**** DATA PROVIDED ****

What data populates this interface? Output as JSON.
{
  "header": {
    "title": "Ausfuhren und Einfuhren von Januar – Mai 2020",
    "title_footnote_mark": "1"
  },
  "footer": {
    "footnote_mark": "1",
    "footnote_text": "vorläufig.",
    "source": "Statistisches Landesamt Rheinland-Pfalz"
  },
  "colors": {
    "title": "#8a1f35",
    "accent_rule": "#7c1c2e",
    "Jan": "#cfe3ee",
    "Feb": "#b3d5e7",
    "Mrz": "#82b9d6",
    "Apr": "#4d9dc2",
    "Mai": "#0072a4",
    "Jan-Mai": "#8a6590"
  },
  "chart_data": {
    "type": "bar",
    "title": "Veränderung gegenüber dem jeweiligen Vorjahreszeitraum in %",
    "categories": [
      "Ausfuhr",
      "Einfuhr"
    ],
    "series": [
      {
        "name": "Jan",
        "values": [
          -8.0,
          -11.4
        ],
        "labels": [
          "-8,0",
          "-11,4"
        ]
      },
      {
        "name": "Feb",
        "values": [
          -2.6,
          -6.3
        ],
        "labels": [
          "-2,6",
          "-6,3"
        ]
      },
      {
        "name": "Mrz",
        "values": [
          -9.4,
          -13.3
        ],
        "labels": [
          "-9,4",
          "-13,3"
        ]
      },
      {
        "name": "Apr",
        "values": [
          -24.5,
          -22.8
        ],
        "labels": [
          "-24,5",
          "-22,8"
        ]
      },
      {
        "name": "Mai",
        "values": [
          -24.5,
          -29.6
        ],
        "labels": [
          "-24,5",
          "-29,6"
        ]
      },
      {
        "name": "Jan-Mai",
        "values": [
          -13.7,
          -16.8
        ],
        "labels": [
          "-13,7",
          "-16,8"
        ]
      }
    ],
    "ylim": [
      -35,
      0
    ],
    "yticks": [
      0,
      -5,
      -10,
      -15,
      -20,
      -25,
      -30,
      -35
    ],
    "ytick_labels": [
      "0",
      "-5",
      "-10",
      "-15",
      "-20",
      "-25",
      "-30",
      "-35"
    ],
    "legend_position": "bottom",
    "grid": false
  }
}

****

Each line of the listing should be echoed back exactly.

What data populates this interface? Output as JSON.
{
  "header": {
    "title": "Ausfuhren und Einfuhren von Januar – Mai 2020",
    "title_footnote_mark": "1"
  },
  "footer": {
    "footnote_mark": "1",
    "footnote_text": "vorläufig.",
    "source": "Statistisches Landesamt Rheinland-Pfalz"
  },
  "colors": {
    "title": "#8a1f35",
    "accent_rule": "#7c1c2e",
    "Jan": "#cfe3ee",
    "Feb": "#b3d5e7",
    "Mrz": "#82b9d6",
    "Apr": "#4d9dc2",
    "Mai": "#0072a4",
    "Jan-Mai": "#8a6590"
  },
  "chart_data": {
    "type": "bar",
    "title": "Veränderung gegenüber dem jeweiligen Vorjahreszeitraum in %",
    "categories": [
      "Ausfuhr",
      "Einfuhr"
    ],
    "series": [
      {
        "name": "Jan",
        "values": [
          -8.0,
          -11.4
        ],
        "labels": [
          "-8,0",
          "-11,4"
        ]
      },
      {
        "name": "Feb",
        "values": [
          -2.6,
          -6.3
        ],
        "labels": [
          "-2,6",
          "-6,3"
        ]
      },
      {
        "name": "Mrz",
        "values": [
          -9.4,
          -13.3
        ],
        "labels": [
          "-9,4",
          "-13,3"
        ]
      },
      {
        "name": "Apr",
        "values": [
          -24.5,
          -22.8
        ],
        "labels": [
          "-24,5",
          "-22,8"
        ]
      },
      {
        "name": "Mai",
        "values": [
          -24.5,
          -29.6
        ],
        "labels": [
          "-24,5",
          "-29,6"
        ]
      },
      {
        "name": "Jan-Mai",
        "values": [
          -13.7,
          -16.8
        ],
        "labels": [
          "-13,7",
          "-16,8"
        ]
      }
    ],
    "ylim": [
      -35,
      0
    ],
    "yticks": [
      0,
      -5,
      -10,
      -15,
      -20,
      -25,
      -30,
      -35
    ],
    "ytick_labels": [
      "0",
      "-5",
      "-10",
      "-15",
      "-20",
      "-25",
      "-30",
      "-35"
    ],
    "legend_position": "bottom",
    "grid": false
  }
}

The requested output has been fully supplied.